- _Work required_: From the first line to the last, reproduce the records exactly.

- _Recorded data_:
·····

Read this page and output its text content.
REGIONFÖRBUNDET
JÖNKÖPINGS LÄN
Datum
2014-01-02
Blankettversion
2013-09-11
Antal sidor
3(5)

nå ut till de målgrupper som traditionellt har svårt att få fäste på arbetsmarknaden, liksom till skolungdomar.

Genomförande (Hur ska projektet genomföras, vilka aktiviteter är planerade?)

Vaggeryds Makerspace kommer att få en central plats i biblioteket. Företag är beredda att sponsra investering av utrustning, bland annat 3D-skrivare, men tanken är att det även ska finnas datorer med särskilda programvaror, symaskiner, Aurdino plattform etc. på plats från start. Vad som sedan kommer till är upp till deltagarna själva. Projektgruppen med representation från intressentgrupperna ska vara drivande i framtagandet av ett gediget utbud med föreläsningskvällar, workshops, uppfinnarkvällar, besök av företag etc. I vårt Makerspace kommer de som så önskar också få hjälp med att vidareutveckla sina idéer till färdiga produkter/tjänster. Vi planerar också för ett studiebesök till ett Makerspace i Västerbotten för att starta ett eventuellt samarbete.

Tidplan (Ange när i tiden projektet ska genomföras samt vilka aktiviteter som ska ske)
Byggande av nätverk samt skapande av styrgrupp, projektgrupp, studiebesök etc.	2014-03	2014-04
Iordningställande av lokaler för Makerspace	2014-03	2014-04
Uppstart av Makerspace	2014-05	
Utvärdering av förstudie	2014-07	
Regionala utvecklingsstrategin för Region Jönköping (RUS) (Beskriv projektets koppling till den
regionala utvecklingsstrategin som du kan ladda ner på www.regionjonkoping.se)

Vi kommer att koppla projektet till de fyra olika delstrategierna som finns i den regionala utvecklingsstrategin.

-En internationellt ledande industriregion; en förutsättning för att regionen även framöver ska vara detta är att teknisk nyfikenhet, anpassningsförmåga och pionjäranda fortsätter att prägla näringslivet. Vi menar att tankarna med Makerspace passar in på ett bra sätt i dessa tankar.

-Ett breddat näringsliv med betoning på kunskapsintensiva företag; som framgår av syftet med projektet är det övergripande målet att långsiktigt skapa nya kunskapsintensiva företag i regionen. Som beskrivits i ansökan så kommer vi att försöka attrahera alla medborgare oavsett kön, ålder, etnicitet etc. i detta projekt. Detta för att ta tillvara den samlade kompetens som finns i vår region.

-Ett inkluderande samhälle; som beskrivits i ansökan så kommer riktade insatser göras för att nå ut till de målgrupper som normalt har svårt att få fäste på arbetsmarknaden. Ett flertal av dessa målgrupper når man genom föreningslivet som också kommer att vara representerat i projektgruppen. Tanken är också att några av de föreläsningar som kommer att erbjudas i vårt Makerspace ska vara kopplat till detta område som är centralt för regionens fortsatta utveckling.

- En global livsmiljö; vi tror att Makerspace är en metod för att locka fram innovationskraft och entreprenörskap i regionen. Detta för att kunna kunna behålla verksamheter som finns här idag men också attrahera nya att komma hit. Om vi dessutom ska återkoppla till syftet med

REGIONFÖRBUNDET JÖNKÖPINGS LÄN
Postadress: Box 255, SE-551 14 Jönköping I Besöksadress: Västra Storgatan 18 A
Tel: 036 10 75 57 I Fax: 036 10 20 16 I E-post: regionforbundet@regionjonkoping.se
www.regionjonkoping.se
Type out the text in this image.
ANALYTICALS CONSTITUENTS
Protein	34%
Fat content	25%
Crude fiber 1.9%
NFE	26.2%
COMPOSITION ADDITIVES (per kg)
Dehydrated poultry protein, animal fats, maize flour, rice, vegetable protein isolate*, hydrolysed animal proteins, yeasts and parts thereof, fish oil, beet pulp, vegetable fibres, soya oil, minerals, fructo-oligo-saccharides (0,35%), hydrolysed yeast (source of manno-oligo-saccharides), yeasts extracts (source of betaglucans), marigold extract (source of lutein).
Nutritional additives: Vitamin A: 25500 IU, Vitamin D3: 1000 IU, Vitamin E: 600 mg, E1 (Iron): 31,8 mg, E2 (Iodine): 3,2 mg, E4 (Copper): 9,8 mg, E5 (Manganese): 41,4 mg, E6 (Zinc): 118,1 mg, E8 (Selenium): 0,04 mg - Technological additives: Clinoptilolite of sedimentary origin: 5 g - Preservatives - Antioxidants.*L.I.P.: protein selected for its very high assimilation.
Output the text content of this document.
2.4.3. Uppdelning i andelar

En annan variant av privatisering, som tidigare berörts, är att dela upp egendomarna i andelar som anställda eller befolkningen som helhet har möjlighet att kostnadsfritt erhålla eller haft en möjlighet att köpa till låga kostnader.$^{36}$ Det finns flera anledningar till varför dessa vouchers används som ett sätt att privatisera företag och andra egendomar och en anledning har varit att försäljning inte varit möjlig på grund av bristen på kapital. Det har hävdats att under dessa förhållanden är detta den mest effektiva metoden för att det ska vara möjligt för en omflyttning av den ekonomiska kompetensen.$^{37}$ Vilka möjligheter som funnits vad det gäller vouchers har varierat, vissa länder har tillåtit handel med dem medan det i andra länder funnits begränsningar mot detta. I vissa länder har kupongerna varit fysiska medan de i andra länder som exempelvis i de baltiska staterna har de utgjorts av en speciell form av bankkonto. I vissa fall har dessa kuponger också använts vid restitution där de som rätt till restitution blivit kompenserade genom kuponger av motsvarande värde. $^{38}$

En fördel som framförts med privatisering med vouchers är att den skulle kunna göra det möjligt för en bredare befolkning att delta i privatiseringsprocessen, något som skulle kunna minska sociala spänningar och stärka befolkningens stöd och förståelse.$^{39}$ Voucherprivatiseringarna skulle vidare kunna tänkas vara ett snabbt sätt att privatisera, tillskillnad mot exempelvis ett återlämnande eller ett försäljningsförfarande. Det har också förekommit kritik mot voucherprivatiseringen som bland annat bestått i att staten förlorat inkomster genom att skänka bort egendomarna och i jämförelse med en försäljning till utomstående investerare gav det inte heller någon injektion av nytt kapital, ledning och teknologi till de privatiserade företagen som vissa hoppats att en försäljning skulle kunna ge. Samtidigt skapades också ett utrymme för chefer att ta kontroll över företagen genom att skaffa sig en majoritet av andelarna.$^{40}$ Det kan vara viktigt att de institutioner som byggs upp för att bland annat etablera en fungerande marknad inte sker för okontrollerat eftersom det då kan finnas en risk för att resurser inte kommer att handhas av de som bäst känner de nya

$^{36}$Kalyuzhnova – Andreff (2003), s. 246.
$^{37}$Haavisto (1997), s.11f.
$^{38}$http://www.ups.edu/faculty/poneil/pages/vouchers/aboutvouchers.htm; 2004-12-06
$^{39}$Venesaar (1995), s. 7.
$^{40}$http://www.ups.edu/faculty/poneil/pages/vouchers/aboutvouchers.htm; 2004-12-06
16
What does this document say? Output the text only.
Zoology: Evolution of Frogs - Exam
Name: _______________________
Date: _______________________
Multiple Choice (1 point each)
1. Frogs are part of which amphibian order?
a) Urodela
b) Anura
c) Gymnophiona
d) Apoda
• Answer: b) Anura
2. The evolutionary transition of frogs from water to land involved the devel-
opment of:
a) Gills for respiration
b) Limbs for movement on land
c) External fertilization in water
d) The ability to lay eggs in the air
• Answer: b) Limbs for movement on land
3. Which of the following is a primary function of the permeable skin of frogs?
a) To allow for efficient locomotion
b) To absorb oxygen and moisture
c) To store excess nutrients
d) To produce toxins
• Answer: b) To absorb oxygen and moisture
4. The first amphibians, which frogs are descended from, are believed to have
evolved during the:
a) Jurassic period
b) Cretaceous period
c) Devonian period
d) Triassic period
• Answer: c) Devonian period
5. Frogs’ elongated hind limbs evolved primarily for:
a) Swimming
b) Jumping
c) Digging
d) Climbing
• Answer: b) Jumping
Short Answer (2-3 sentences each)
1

·····

- _Response_:
Read this page and output its text content.
REGIONFÖRBUNDET
JÖNKÖPINGS LÄN
Datum
2014-01-02
Blankettversion
2013-09-11
Antal sidor
3(5)

nå ut till de målgrupper som traditionellt har svårt att få fäste på arbetsmarknaden, liksom till skolungdomar.

Genomförande (Hur ska projektet genomföras, vilka aktiviteter är planerade?)

Vaggeryds Makerspace kommer att få en central plats i biblioteket. Företag är beredda att sponsra investering av utrustning, bland annat 3D-skrivare, men tanken är att det även ska finnas datorer med särskilda programvaror, symaskiner, Aurdino plattform etc. på plats från start. Vad som sedan kommer till är upp till deltagarna själva. Projektgruppen med representation från intressentgrupperna ska vara drivande i framtagandet av ett gediget utbud med föreläsningskvällar, workshops, uppfinnarkvällar, besök av företag etc. I vårt Makerspace kommer de som så önskar också få hjälp med att vidareutveckla sina idéer till färdiga produkter/tjänster. Vi planerar också för ett studiebesök till ett Makerspace i Västerbotten för att starta ett eventuellt samarbete.

Tidplan (Ange när i tiden projektet ska genomföras samt vilka aktiviteter som ska ske)
Byggande av nätverk samt skapande av styrgrupp, projektgrupp, studiebesök etc.	2014-03	2014-04
Iordningställande av lokaler för Makerspace	2014-03	2014-04
Uppstart av Makerspace	2014-05	
Utvärdering av förstudie	2014-07	
Regionala utvecklingsstrategin för Region Jönköping (RUS) (Beskriv projektets koppling till den
regionala utvecklingsstrategin som du kan ladda ner på www.regionjonkoping.se)

Vi kommer att koppla projektet till de fyra olika delstrategierna som finns i den regionala utvecklingsstrategin.

-En internationellt ledande industriregion; en förutsättning för att regionen även framöver ska vara detta är att teknisk nyfikenhet, anpassningsförmåga och pionjäranda fortsätter att prägla näringslivet. Vi menar att tankarna med Makerspace passar in på ett bra sätt i dessa tankar.

-Ett breddat näringsliv med betoning på kunskapsintensiva företag; som framgår av syftet med projektet är det övergripande målet att långsiktigt skapa nya kunskapsintensiva företag i regionen. Som beskrivits i ansökan så kommer vi att försöka attrahera alla medborgare oavsett kön, ålder, etnicitet etc. i detta projekt. Detta för att ta tillvara den samlade kompetens som finns i vår region.

-Ett inkluderande samhälle; som beskrivits i ansökan så kommer riktade insatser göras för att nå ut till de målgrupper som normalt har svårt att få fäste på arbetsmarknaden. Ett flertal av dessa målgrupper når man genom föreningslivet som också kommer att vara representerat i projektgruppen. Tanken är också att några av de föreläsningar som kommer att erbjudas i vårt Makerspace ska vara kopplat till detta område som är centralt för regionens fortsatta utveckling.

- En global livsmiljö; vi tror att Makerspace är en metod för att locka fram innovationskraft och entreprenörskap i regionen. Detta för att kunna kunna behålla verksamheter som finns här idag men också attrahera nya att komma hit. Om vi dessutom ska återkoppla till syftet med

REGIONFÖRBUNDET JÖNKÖPINGS LÄN
Postadress: Box 255, SE-551 14 Jönköping I Besöksadress: Västra Storgatan 18 A
Tel: 036 10 75 57 I Fax: 036 10 20 16 I E-post: regionforbundet@regionjonkoping.se
www.regionjonkoping.se
Type out the text in this image.
ANALYTICALS CONSTITUENTS
Protein	34%
Fat content	25%
Crude fiber 1.9%
NFE	26.2%
COMPOSITION ADDITIVES (per kg)
Dehydrated poultry protein, animal fats, maize flour, rice, vegetable protein isolate*, hydrolysed animal proteins, yeasts and parts thereof, fish oil, beet pulp, vegetable fibres, soya oil, minerals, fructo-oligo-saccharides (0,35%), hydrolysed yeast (source of manno-oligo-saccharides), yeasts extracts (source of betaglucans), marigold extract (source of lutein).
Nutritional additives: Vitamin A: 25500 IU, Vitamin D3: 1000 IU, Vitamin E: 600 mg, E1 (Iron): 31,8 mg, E2 (Iodine): 3,2 mg, E4 (Copper): 9,8 mg, E5 (Manganese): 41,4 mg, E6 (Zinc): 118,1 mg, E8 (Selenium): 0,04 mg - Technological additives: Clinoptilolite of sedimentary origin: 5 g - Preservatives - Antioxidants.*L.I.P.: protein selected for its very high assimilation.
Output the text content of this document.
2.4.3. Uppdelning i andelar

En annan variant av privatisering, som tidigare berörts, är att dela upp egendomarna i andelar som anställda eller befolkningen som helhet har möjlighet att kostnadsfritt erhålla eller haft en möjlighet att köpa till låga kostnader.$^{36}$ Det finns flera anledningar till varför dessa vouchers används som ett sätt att privatisera företag och andra egendomar och en anledning har varit att försäljning inte varit möjlig på grund av bristen på kapital. Det har hävdats att under dessa förhållanden är detta den mest effektiva metoden för att det ska vara möjligt för en omflyttning av den ekonomiska kompetensen.$^{37}$ Vilka möjligheter som funnits vad det gäller vouchers har varierat, vissa länder har tillåtit handel med dem medan det i andra länder funnits begränsningar mot detta. I vissa länder har kupongerna varit fysiska medan de i andra länder som exempelvis i de baltiska staterna har de utgjorts av en speciell form av bankkonto. I vissa fall har dessa kuponger också använts vid restitution där de som rätt till restitution blivit kompenserade genom kuponger av motsvarande värde. $^{38}$

En fördel som framförts med privatisering med vouchers är att den skulle kunna göra det möjligt för en bredare befolkning att delta i privatiseringsprocessen, något som skulle kunna minska sociala spänningar och stärka befolkningens stöd och förståelse.$^{39}$ Voucherprivatiseringarna skulle vidare kunna tänkas vara ett snabbt sätt att privatisera, tillskillnad mot exempelvis ett återlämnande eller ett försäljningsförfarande. Det har också förekommit kritik mot voucherprivatiseringen som bland annat bestått i att staten förlorat inkomster genom att skänka bort egendomarna och i jämförelse med en försäljning till utomstående investerare gav det inte heller någon injektion av nytt kapital, ledning och teknologi till de privatiserade företagen som vissa hoppats att en försäljning skulle kunna ge. Samtidigt skapades också ett utrymme för chefer att ta kontroll över företagen genom att skaffa sig en majoritet av andelarna.$^{40}$ Det kan vara viktigt att de institutioner som byggs upp för att bland annat etablera en fungerande marknad inte sker för okontrollerat eftersom det då kan finnas en risk för att resurser inte kommer att handhas av de som bäst känner de nya

$^{36}$Kalyuzhnova – Andreff (2003), s. 246.
$^{37}$Haavisto (1997), s.11f.
$^{38}$http://www.ups.edu/faculty/poneil/pages/vouchers/aboutvouchers.htm; 2004-12-06
$^{39}$Venesaar (1995), s. 7.
$^{40}$http://www.ups.edu/faculty/poneil/pages/vouchers/aboutvouchers.htm; 2004-12-06
16
What does this document say? Output the text only.
Zoology: Evolution of Frogs - Exam
Name: _______________________
Date: _______________________
Multiple Choice (1 point each)
1. Frogs are part of which amphibian order?
a) Urodela
b) Anura
c) Gymnophiona
d) Apoda
• Answer: b) Anura
2. The evolutionary transition of frogs from water to land involved the devel-
opment of:
a) Gills for respiration
b) Limbs for movement on land
c) External fertilization in water
d) The ability to lay eggs in the air
• Answer: b) Limbs for movement on land
3. Which of the following is a primary function of the permeable skin of frogs?
a) To allow for efficient locomotion
b) To absorb oxygen and moisture
c) To store excess nutrients
d) To produce toxins
• Answer: b) To absorb oxygen and moisture
4. The first amphibians, which frogs are descended from, are believed to have
evolved during the:
a) Jurassic period
b) Cretaceous period
c) Devonian period
d) Triassic period
• Answer: c) Devonian period
5. Frogs’ elongated hind limbs evolved primarily for:
a) Swimming
b) Jumping
c) Digging
d) Climbing
• Answer: b) Jumping
Short Answer (2-3 sentences each)
1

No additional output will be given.